[Stored data]

^^^^^^^^^^^^^^^^

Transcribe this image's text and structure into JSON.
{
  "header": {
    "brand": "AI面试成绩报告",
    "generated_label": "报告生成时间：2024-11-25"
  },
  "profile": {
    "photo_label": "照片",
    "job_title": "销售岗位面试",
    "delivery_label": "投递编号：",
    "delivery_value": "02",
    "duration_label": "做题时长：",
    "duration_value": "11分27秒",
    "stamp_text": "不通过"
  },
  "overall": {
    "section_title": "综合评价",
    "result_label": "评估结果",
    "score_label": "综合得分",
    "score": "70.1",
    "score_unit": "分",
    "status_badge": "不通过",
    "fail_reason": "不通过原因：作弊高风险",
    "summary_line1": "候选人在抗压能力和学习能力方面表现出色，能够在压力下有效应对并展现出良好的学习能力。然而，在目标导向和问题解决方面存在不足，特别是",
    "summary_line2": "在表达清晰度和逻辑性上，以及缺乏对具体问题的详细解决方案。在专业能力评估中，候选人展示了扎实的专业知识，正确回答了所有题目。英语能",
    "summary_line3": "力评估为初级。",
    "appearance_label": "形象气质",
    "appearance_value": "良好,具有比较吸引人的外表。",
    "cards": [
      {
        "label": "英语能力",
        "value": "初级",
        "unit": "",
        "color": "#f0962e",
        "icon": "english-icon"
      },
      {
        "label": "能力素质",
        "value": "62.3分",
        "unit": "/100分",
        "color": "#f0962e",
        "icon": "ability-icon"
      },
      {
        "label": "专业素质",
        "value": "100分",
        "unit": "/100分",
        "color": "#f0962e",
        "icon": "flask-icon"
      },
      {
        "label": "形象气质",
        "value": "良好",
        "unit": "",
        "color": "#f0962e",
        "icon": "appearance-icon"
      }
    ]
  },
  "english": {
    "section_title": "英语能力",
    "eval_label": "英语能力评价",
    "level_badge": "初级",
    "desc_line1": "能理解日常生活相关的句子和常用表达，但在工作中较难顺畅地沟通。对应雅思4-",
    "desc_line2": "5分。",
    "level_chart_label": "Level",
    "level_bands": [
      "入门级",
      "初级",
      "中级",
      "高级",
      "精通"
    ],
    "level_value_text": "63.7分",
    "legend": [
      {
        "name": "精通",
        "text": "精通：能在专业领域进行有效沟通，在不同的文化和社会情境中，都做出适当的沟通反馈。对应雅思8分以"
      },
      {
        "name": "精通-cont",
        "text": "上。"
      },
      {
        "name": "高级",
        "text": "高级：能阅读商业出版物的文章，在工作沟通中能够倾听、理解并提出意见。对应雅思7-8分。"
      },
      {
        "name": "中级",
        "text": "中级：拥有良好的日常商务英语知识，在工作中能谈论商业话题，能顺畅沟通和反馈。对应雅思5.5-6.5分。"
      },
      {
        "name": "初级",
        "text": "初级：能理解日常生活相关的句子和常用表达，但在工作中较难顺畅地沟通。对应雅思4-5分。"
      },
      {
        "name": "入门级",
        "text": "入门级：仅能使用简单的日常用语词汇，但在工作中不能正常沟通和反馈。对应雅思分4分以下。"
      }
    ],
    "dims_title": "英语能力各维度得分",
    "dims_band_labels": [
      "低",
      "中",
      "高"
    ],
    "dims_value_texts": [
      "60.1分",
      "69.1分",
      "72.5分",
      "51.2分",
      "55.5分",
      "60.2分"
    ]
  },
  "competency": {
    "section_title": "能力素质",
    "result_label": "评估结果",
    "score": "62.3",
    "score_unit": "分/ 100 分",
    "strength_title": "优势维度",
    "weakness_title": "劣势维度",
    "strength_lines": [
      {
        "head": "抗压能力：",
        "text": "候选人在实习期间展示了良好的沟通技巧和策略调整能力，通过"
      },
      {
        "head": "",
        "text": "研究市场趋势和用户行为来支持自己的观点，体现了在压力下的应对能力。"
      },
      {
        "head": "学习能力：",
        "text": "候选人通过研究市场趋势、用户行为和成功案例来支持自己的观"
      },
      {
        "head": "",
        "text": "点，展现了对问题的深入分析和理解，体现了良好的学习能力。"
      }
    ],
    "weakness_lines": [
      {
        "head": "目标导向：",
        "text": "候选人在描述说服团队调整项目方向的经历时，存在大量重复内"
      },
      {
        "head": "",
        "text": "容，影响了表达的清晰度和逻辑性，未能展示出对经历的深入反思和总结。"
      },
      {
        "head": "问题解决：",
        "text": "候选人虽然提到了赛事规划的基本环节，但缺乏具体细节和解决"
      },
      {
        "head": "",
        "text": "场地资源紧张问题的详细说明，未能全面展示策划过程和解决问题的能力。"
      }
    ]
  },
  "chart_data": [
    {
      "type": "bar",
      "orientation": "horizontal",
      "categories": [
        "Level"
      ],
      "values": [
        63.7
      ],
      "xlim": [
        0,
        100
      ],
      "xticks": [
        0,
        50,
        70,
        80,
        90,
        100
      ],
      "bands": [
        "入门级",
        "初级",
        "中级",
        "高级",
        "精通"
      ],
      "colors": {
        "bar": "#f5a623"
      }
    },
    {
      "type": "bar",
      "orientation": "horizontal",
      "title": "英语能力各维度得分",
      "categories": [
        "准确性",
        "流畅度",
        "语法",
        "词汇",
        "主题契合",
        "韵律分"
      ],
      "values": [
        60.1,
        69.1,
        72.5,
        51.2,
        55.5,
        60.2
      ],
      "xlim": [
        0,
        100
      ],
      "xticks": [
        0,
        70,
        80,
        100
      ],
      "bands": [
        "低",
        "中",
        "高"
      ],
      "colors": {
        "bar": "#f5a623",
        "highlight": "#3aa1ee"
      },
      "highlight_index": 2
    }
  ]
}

^^^^^^^^^^^^^^^^

**Task description:** Reproduce all data above, unchanged.

**Solution to this exercise:**
Transcribe this image's text and structure into JSON.
{
  "header": {
    "brand": "AI面试成绩报告",
    "generated_label": "报告生成时间：2024-11-25"
  },
  "profile": {
    "photo_label": "照片",
    "job_title": "销售岗位面试",
    "delivery_label": "投递编号：",
    "delivery_value": "02",
    "duration_label": "做题时长：",
    "duration_value": "11分27秒",
    "stamp_text": "不通过"
  },
  "overall": {
    "section_title": "综合评价",
    "result_label": "评估结果",
    "score_label": "综合得分",
    "score": "70.1",
    "score_unit": "分",
    "status_badge": "不通过",
    "fail_reason": "不通过原因：作弊高风险",
    "summary_line1": "候选人在抗压能力和学习能力方面表现出色，能够在压力下有效应对并展现出良好的学习能力。然而，在目标导向和问题解决方面存在不足，特别是",
    "summary_line2": "在表达清晰度和逻辑性上，以及缺乏对具体问题的详细解决方案。在专业能力评估中，候选人展示了扎实的专业知识，正确回答了所有题目。英语能",
    "summary_line3": "力评估为初级。",
    "appearance_label": "形象气质",
    "appearance_value": "良好,具有比较吸引人的外表。",
    "cards": [
      {
        "label": "英语能力",
        "value": "初级",
        "unit": "",
        "color": "#f0962e",
        "icon": "english-icon"
      },
      {
        "label": "能力素质",
        "value": "62.3分",
        "unit": "/100分",
        "color": "#f0962e",
        "icon": "ability-icon"
      },
      {
        "label": "专业素质",
        "value": "100分",
        "unit": "/100分",
        "color": "#f0962e",
        "icon": "flask-icon"
      },
      {
        "label": "形象气质",
        "value": "良好",
        "unit": "",
        "color": "#f0962e",
        "icon": "appearance-icon"
      }
    ]
  },
  "english": {
    "section_title": "英语能力",
    "eval_label": "英语能力评价",
    "level_badge": "初级",
    "desc_line1": "能理解日常生活相关的句子和常用表达，但在工作中较难顺畅地沟通。对应雅思4-",
    "desc_line2": "5分。",
    "level_chart_label": "Level",
    "level_bands": [
      "入门级",
      "初级",
      "中级",
      "高级",
      "精通"
    ],
    "level_value_text": "63.7分",
    "legend": [
      {
        "name": "精通",
        "text": "精通：能在专业领域进行有效沟通，在不同的文化和社会情境中，都做出适当的沟通反馈。对应雅思8分以"
      },
      {
        "name": "精通-cont",
        "text": "上。"
      },
      {
        "name": "高级",
        "text": "高级：能阅读商业出版物的文章，在工作沟通中能够倾听、理解并提出意见。对应雅思7-8分。"
      },
      {
        "name": "中级",
        "text": "中级：拥有良好的日常商务英语知识，在工作中能谈论商业话题，能顺畅沟通和反馈。对应雅思5.5-6.5分。"
      },
      {
        "name": "初级",
        "text": "初级：能理解日常生活相关的句子和常用表达，但在工作中较难顺畅地沟通。对应雅思4-5分。"
      },
      {
        "name": "入门级",
        "text": "入门级：仅能使用简单的日常用语词汇，但在工作中不能正常沟通和反馈。对应雅思分4分以下。"
      }
    ],
    "dims_title": "英语能力各维度得分",
    "dims_band_labels": [
      "低",
      "中",
      "高"
    ],
    "dims_value_texts": [
      "60.1分",
      "69.1分",
      "72.5分",
      "51.2分",
      "55.5分",
      "60.2分"
    ]
  },
  "competency": {
    "section_title": "能力素质",
    "result_label": "评估结果",
    "score": "62.3",
    "score_unit": "分/ 100 分",
    "strength_title": "优势维度",
    "weakness_title": "劣势维度",
    "strength_lines": [
      {
        "head": "抗压能力：",
        "text": "候选人在实习期间展示了良好的沟通技巧和策略调整能力，通过"
      },
      {
        "head": "",
        "text": "研究市场趋势和用户行为来支持自己的观点，体现了在压力下的应对能力。"
      },
      {
        "head": "学习能力：",
        "text": "候选人通过研究市场趋势、用户行为和成功案例来支持自己的观"
      },
      {
        "head": "",
        "text": "点，展现了对问题的深入分析和理解，体现了良好的学习能力。"
      }
    ],
    "weakness_lines": [
      {
        "head": "目标导向：",
        "text": "候选人在描述说服团队调整项目方向的经历时，存在大量重复内"
      },
      {
        "head": "",
        "text": "容，影响了表达的清晰度和逻辑性，未能展示出对经历的深入反思和总结。"
      },
      {
        "head": "问题解决：",
        "text": "候选人虽然提到了赛事规划的基本环节，但缺乏具体细节和解决"
      },
      {
        "head": "",
        "text": "场地资源紧张问题的详细说明，未能全面展示策划过程和解决问题的能力。"
      }
    ]
  },
  "chart_data": [
    {
      "type": "bar",
      "orientation": "horizontal",
      "categories": [
        "Level"
      ],
      "values": [
        63.7
      ],
      "xlim": [
        0,
        100
      ],
      "xticks": [
        0,
        50,
        70,
        80,
        90,
        100
      ],
      "bands": [
        "入门级",
        "初级",
        "中级",
        "高级",
        "精通"
      ],
      "colors": {
        "bar": "#f5a623"
      }
    },
    {
      "type": "bar",
      "orientation": "horizontal",
      "title": "英语能力各维度得分",
      "categories": [
        "准确性",
        "流畅度",
        "语法",
        "词汇",
        "主题契合",
        "韵律分"
      ],
      "values": [
        60.1,
        69.1,
        72.5,
        51.2,
        55.5,
        60.2
      ],
      "xlim": [
        0,
        100
      ],
      "xticks": [
        0,
        70,
        80,
        100
      ],
      "bands": [
        "低",
        "中",
        "高"
      ],
      "colors": {
        "bar": "#f5a623",
        "highlight": "#3aa1ee"
      },
      "highlight_index": 2
    }
  ]
}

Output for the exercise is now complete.